++++ Dataset entries ++++

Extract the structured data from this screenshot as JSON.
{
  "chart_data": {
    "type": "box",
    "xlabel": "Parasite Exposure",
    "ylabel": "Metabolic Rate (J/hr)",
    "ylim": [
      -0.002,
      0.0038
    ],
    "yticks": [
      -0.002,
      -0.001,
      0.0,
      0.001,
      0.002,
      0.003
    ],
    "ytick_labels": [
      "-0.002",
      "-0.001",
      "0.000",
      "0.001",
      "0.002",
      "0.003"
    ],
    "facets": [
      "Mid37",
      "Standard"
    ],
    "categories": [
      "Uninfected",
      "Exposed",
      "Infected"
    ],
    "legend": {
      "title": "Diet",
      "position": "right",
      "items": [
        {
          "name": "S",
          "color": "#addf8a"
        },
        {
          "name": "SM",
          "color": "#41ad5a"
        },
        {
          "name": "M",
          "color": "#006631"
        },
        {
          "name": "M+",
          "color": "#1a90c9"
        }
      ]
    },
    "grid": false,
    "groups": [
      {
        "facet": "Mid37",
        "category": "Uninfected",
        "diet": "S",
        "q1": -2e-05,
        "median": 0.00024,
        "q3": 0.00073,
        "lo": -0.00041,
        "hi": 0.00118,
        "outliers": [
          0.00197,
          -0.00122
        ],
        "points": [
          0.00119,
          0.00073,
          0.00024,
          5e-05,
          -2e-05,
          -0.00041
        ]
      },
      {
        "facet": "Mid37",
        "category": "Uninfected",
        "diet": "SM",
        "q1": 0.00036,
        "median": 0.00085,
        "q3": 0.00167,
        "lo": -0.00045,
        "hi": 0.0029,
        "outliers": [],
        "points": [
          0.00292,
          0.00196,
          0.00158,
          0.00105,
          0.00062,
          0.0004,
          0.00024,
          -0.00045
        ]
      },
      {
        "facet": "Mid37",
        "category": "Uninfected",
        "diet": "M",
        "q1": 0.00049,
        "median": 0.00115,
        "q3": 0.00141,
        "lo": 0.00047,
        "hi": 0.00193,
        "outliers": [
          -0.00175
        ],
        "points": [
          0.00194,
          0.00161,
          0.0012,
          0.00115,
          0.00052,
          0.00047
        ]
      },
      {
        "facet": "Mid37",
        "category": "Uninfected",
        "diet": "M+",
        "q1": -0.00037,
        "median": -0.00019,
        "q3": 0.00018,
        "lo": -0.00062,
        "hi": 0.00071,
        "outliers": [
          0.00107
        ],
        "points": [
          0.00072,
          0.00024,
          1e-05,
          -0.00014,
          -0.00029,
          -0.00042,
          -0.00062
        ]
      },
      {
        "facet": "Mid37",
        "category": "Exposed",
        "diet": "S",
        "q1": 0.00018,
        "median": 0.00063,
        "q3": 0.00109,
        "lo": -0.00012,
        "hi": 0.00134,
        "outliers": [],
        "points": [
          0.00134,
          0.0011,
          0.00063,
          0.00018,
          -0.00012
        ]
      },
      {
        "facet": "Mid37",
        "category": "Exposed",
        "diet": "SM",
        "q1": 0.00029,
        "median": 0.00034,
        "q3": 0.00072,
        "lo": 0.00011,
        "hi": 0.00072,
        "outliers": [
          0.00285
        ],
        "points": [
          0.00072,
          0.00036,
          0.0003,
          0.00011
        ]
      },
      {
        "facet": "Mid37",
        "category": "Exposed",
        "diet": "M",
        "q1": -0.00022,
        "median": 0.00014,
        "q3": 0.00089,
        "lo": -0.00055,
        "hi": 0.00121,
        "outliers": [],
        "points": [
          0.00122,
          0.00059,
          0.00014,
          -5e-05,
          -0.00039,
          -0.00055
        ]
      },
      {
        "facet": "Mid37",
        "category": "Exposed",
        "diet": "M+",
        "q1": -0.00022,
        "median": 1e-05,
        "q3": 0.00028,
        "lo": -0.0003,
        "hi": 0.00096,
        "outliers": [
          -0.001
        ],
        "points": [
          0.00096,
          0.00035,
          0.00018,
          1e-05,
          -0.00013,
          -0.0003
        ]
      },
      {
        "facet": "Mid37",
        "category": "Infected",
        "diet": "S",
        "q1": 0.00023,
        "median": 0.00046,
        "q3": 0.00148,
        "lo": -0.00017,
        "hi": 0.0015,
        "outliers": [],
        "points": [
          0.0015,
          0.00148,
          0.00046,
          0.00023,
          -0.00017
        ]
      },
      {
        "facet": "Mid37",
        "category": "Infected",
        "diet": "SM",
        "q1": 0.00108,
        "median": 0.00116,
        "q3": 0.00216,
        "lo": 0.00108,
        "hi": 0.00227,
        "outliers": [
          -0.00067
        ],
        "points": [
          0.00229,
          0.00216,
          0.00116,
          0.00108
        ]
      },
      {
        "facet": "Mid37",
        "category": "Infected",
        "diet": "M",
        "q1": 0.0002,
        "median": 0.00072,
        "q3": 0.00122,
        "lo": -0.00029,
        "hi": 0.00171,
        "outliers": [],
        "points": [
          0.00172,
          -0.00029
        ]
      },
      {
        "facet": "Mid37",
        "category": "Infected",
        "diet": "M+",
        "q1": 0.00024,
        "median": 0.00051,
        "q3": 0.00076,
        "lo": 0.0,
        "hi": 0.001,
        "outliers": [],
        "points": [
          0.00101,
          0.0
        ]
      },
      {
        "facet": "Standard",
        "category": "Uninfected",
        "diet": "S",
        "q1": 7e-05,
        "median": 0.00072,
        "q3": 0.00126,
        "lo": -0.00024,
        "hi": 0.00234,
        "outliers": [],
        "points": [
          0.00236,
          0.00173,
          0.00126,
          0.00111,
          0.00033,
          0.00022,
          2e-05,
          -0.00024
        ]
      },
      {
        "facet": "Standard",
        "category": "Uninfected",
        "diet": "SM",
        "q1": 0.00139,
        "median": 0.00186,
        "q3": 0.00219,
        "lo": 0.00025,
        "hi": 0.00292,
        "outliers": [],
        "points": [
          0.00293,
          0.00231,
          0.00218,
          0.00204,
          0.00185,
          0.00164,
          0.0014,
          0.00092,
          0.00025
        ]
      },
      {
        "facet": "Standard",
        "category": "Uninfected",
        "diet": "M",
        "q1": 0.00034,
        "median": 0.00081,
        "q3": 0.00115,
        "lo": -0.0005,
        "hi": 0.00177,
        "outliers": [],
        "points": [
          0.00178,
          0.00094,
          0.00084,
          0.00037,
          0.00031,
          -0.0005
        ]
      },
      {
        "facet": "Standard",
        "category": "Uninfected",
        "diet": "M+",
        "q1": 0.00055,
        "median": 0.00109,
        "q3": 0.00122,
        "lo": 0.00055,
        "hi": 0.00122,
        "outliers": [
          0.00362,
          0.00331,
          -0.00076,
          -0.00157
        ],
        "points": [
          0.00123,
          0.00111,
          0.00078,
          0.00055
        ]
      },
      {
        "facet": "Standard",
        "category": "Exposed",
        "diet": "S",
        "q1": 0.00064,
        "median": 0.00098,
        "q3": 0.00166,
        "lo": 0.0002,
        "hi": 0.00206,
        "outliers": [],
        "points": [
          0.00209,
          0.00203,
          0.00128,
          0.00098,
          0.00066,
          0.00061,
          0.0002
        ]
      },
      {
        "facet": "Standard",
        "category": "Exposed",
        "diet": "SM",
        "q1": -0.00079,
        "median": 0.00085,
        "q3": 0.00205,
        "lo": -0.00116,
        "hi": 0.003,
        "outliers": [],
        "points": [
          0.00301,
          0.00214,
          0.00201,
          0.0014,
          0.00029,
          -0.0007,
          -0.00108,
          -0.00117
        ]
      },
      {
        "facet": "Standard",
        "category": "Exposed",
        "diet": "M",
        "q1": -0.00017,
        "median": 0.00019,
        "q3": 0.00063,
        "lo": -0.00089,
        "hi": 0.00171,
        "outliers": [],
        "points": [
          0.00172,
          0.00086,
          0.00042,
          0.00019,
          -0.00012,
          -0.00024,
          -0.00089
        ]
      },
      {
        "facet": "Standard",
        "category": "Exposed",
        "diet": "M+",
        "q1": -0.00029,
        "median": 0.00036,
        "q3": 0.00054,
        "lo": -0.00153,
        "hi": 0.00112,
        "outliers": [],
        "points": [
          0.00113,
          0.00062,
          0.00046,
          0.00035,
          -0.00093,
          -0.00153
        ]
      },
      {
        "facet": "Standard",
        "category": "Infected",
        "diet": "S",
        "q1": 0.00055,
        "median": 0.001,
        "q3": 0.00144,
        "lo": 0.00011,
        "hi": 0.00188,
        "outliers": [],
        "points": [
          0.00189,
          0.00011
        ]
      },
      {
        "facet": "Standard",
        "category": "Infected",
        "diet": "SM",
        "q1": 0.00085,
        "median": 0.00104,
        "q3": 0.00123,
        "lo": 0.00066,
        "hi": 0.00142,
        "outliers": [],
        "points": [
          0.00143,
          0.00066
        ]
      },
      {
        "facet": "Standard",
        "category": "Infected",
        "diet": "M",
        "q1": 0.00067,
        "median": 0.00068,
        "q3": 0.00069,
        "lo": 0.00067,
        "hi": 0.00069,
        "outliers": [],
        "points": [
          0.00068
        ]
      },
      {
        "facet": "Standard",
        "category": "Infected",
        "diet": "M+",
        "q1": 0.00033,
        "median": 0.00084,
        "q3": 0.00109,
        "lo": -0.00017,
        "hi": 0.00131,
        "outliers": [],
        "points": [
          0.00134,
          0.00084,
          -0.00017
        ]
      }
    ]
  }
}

++++

### Aim of the task
Only lines with the word "color" should be collected from the material.

### Solution
          "color": "#addf8a"
          "color": "#41ad5a"
          "color": "#006631"
          "color": "#1a90c9"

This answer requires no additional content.